• _INSTRUCTIONS TO FOLLOW_
Reproduce the records below with every "echo-cell" swapped for "echo-point", changing nothing else. Leave the pictures out.

• _GIVEN INFORMATION_
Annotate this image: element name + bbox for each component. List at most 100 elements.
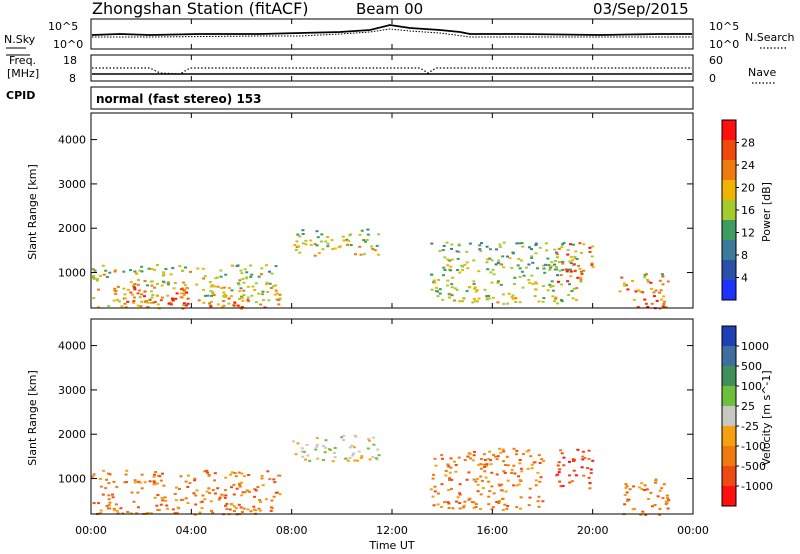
echo-cell bbox=[496, 261, 500, 264]
echo-cell bbox=[503, 503, 507, 506]
echo-cell bbox=[586, 467, 590, 470]
echo-cell bbox=[532, 461, 536, 464]
echo-cell bbox=[200, 500, 204, 503]
echo-cell bbox=[151, 301, 155, 304]
echo-cell bbox=[557, 261, 561, 264]
date-label: 03/Sep/2015 bbox=[593, 0, 689, 18]
echo-cell bbox=[527, 504, 531, 507]
echo-cell bbox=[529, 455, 533, 458]
echo-cell bbox=[214, 277, 218, 280]
echo-cell bbox=[263, 306, 267, 309]
echo-cell bbox=[119, 507, 123, 510]
echo-cell bbox=[591, 459, 595, 462]
echo-cell bbox=[140, 473, 144, 476]
echo-cell bbox=[254, 301, 258, 304]
echo-cell bbox=[495, 458, 499, 461]
echo-cell bbox=[159, 479, 163, 482]
echo-cell bbox=[461, 269, 464, 272]
echo-cell bbox=[506, 464, 510, 467]
echo-cell bbox=[104, 487, 108, 490]
echo-cell bbox=[236, 264, 240, 267]
echo-cell bbox=[497, 502, 501, 504]
echo-cell bbox=[209, 500, 213, 503]
echo-cell bbox=[179, 499, 183, 502]
echo-cell bbox=[510, 267, 514, 269]
echo-cell bbox=[565, 270, 569, 273]
echo-cell bbox=[440, 483, 444, 486]
echo-cell bbox=[536, 500, 540, 503]
echo-cell bbox=[92, 297, 96, 300]
echo-cell bbox=[240, 297, 244, 299]
echo-cell bbox=[222, 291, 226, 294]
echo-cell bbox=[440, 506, 443, 508]
echo-cell bbox=[487, 495, 491, 498]
beam-label: Beam 00 bbox=[356, 0, 423, 18]
power-echo-layer bbox=[91, 228, 670, 310]
echo-cell bbox=[644, 302, 648, 305]
echo-cell bbox=[570, 290, 574, 292]
echo-cell bbox=[658, 513, 662, 516]
echo-cell bbox=[497, 259, 501, 262]
echo-cell bbox=[184, 497, 188, 500]
echo-cell bbox=[588, 251, 592, 253]
echo-cell bbox=[534, 288, 538, 291]
echo-cell bbox=[259, 509, 262, 512]
echo-cell bbox=[456, 257, 460, 260]
echo-cell bbox=[461, 300, 465, 303]
echo-cell bbox=[545, 249, 549, 252]
echo-cell bbox=[254, 509, 258, 512]
echo-cell bbox=[591, 266, 595, 269]
echo-cell bbox=[210, 509, 213, 512]
echo-cell bbox=[270, 272, 274, 275]
echo-cell bbox=[591, 245, 595, 248]
echo-cell bbox=[143, 290, 147, 293]
echo-cell bbox=[138, 481, 142, 484]
echo-cell bbox=[494, 455, 498, 458]
echo-cell bbox=[362, 253, 366, 256]
echo-cell bbox=[184, 304, 188, 307]
echo-cell bbox=[160, 284, 164, 287]
colorbar-swatch bbox=[722, 426, 736, 447]
echo-cell bbox=[458, 271, 462, 274]
echo-cell bbox=[218, 496, 222, 499]
echo-cell bbox=[133, 479, 137, 482]
echo-cell bbox=[173, 511, 177, 514]
echo-cell bbox=[309, 239, 313, 242]
colorbar-tick-label: -500 bbox=[741, 460, 766, 473]
echo-cell bbox=[528, 246, 531, 249]
echo-cell bbox=[174, 297, 178, 300]
echo-cell bbox=[273, 293, 277, 296]
echo-cell bbox=[490, 281, 494, 284]
echo-cell bbox=[443, 269, 447, 271]
echo-cell bbox=[653, 504, 657, 506]
station-title: Zhongshan Station (fitACF) bbox=[92, 0, 309, 18]
x-tick-label: 08:00 bbox=[276, 524, 308, 537]
echo-cell bbox=[238, 290, 242, 293]
noise-sky-label: N.Sky bbox=[4, 33, 36, 46]
echo-cell bbox=[99, 485, 103, 488]
echo-cell bbox=[181, 270, 185, 272]
echo-cell bbox=[230, 486, 233, 489]
colorbar-swatch bbox=[722, 346, 736, 367]
echo-cell bbox=[130, 491, 134, 494]
echo-cell bbox=[260, 474, 264, 477]
echo-cell bbox=[458, 491, 462, 494]
echo-cell bbox=[664, 503, 668, 505]
echo-cell bbox=[556, 280, 560, 283]
echo-cell bbox=[447, 502, 451, 505]
echo-cell bbox=[92, 473, 96, 476]
echo-cell bbox=[140, 270, 144, 273]
echo-cell bbox=[203, 470, 207, 473]
echo-cell bbox=[145, 306, 149, 309]
time-x-axis: 00:00 04:00 08:00 12:00 16:00 20:00 00:00 bbox=[75, 19, 709, 537]
echo-cell bbox=[472, 280, 476, 283]
echo-cell bbox=[230, 471, 234, 474]
echo-cell bbox=[182, 281, 186, 284]
echo-cell bbox=[171, 508, 175, 511]
echo-cell bbox=[224, 476, 228, 479]
echo-cell bbox=[564, 268, 568, 271]
echo-cell bbox=[261, 484, 265, 487]
echo-cell bbox=[129, 269, 132, 272]
echo-cell bbox=[152, 481, 156, 484]
velocity-y-axis: 1000 2000 3000 4000 bbox=[58, 340, 693, 486]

• _WRITTEN ANSWER_
Annotate this image: element name + bbox for each component. List at most 100 elements.
echo-point bbox=[496, 261, 500, 264]
echo-point bbox=[503, 503, 507, 506]
echo-point bbox=[586, 467, 590, 470]
echo-point bbox=[532, 461, 536, 464]
echo-point bbox=[200, 500, 204, 503]
echo-point bbox=[151, 301, 155, 304]
echo-point bbox=[557, 261, 561, 264]
date-label: 03/Sep/2015 bbox=[593, 0, 689, 18]
echo-point bbox=[527, 504, 531, 507]
echo-point bbox=[529, 455, 533, 458]
echo-point bbox=[214, 277, 218, 280]
echo-point bbox=[263, 306, 267, 309]
echo-point bbox=[119, 507, 123, 510]
echo-point bbox=[591, 459, 595, 462]
echo-point bbox=[140, 473, 144, 476]
echo-point bbox=[254, 301, 258, 304]
echo-point bbox=[495, 458, 499, 461]
echo-point bbox=[159, 479, 163, 482]
echo-point bbox=[461, 269, 464, 272]
echo-point bbox=[506, 464, 510, 467]
echo-point bbox=[104, 487, 108, 490]
echo-point bbox=[236, 264, 240, 267]
echo-point bbox=[497, 502, 501, 504]
echo-point bbox=[209, 500, 213, 503]
echo-point bbox=[179, 499, 183, 502]
echo-point bbox=[510, 267, 514, 269]
echo-point bbox=[565, 270, 569, 273]
echo-point bbox=[440, 483, 444, 486]
echo-point bbox=[536, 500, 540, 503]
echo-point bbox=[92, 297, 96, 300]
echo-point bbox=[240, 297, 244, 299]
echo-point bbox=[222, 291, 226, 294]
echo-point bbox=[440, 506, 443, 508]
echo-point bbox=[487, 495, 491, 498]
beam-label: Beam 00 bbox=[356, 0, 423, 18]
power-echo-layer bbox=[91, 228, 670, 310]
echo-point bbox=[644, 302, 648, 305]
echo-point bbox=[570, 290, 574, 292]
echo-point bbox=[658, 513, 662, 516]
echo-point bbox=[497, 259, 501, 262]
echo-point bbox=[184, 497, 188, 500]
echo-point bbox=[588, 251, 592, 253]
echo-point bbox=[534, 288, 538, 291]
echo-point bbox=[259, 509, 262, 512]
echo-point bbox=[456, 257, 460, 260]
echo-point bbox=[461, 300, 465, 303]
echo-point bbox=[545, 249, 549, 252]
echo-point bbox=[254, 509, 258, 512]
echo-point bbox=[591, 266, 595, 269]
echo-point bbox=[210, 509, 213, 512]
echo-point bbox=[270, 272, 274, 275]
echo-point bbox=[591, 245, 595, 248]
echo-point bbox=[143, 290, 147, 293]
echo-point bbox=[138, 481, 142, 484]
echo-point bbox=[494, 455, 498, 458]
echo-point bbox=[362, 253, 366, 256]
echo-point bbox=[184, 304, 188, 307]
echo-point bbox=[160, 284, 164, 287]
colorbar-swatch bbox=[722, 426, 736, 447]
echo-point bbox=[458, 271, 462, 274]
echo-point bbox=[218, 496, 222, 499]
echo-point bbox=[133, 479, 137, 482]
echo-point bbox=[173, 511, 177, 514]
echo-point bbox=[309, 239, 313, 242]
colorbar-tick-label: -500 bbox=[741, 460, 766, 473]
echo-point bbox=[528, 246, 531, 249]
echo-point bbox=[174, 297, 178, 300]
echo-point bbox=[273, 293, 277, 296]
echo-point bbox=[490, 281, 494, 284]
echo-point bbox=[443, 269, 447, 271]
echo-point bbox=[653, 504, 657, 506]
station-title: Zhongshan Station (fitACF) bbox=[92, 0, 309, 18]
x-tick-label: 08:00 bbox=[276, 524, 308, 537]
echo-point bbox=[238, 290, 242, 293]
noise-sky-label: N.Sky bbox=[4, 33, 36, 46]
echo-point bbox=[99, 485, 103, 488]
echo-point bbox=[181, 270, 185, 272]
echo-point bbox=[230, 486, 233, 489]
colorbar-swatch bbox=[722, 346, 736, 367]
echo-point bbox=[130, 491, 134, 494]
echo-point bbox=[260, 474, 264, 477]
echo-point bbox=[458, 491, 462, 494]
echo-point bbox=[664, 503, 668, 505]
echo-point bbox=[556, 280, 560, 283]
echo-point bbox=[447, 502, 451, 505]
echo-point bbox=[92, 473, 96, 476]
echo-point bbox=[140, 270, 144, 273]
echo-point bbox=[203, 470, 207, 473]
echo-point bbox=[145, 306, 149, 309]
time-x-axis: 00:00 04:00 08:00 12:00 16:00 20:00 00:00 bbox=[75, 19, 709, 537]
echo-point bbox=[472, 280, 476, 283]
echo-point bbox=[230, 471, 234, 474]
echo-point bbox=[182, 281, 186, 284]
echo-point bbox=[171, 508, 175, 511]
echo-point bbox=[224, 476, 228, 479]
echo-point bbox=[564, 268, 568, 271]
echo-point bbox=[261, 484, 265, 487]
echo-point bbox=[129, 269, 132, 272]
echo-point bbox=[152, 481, 156, 484]
velocity-y-axis: 1000 2000 3000 4000 bbox=[58, 340, 693, 486]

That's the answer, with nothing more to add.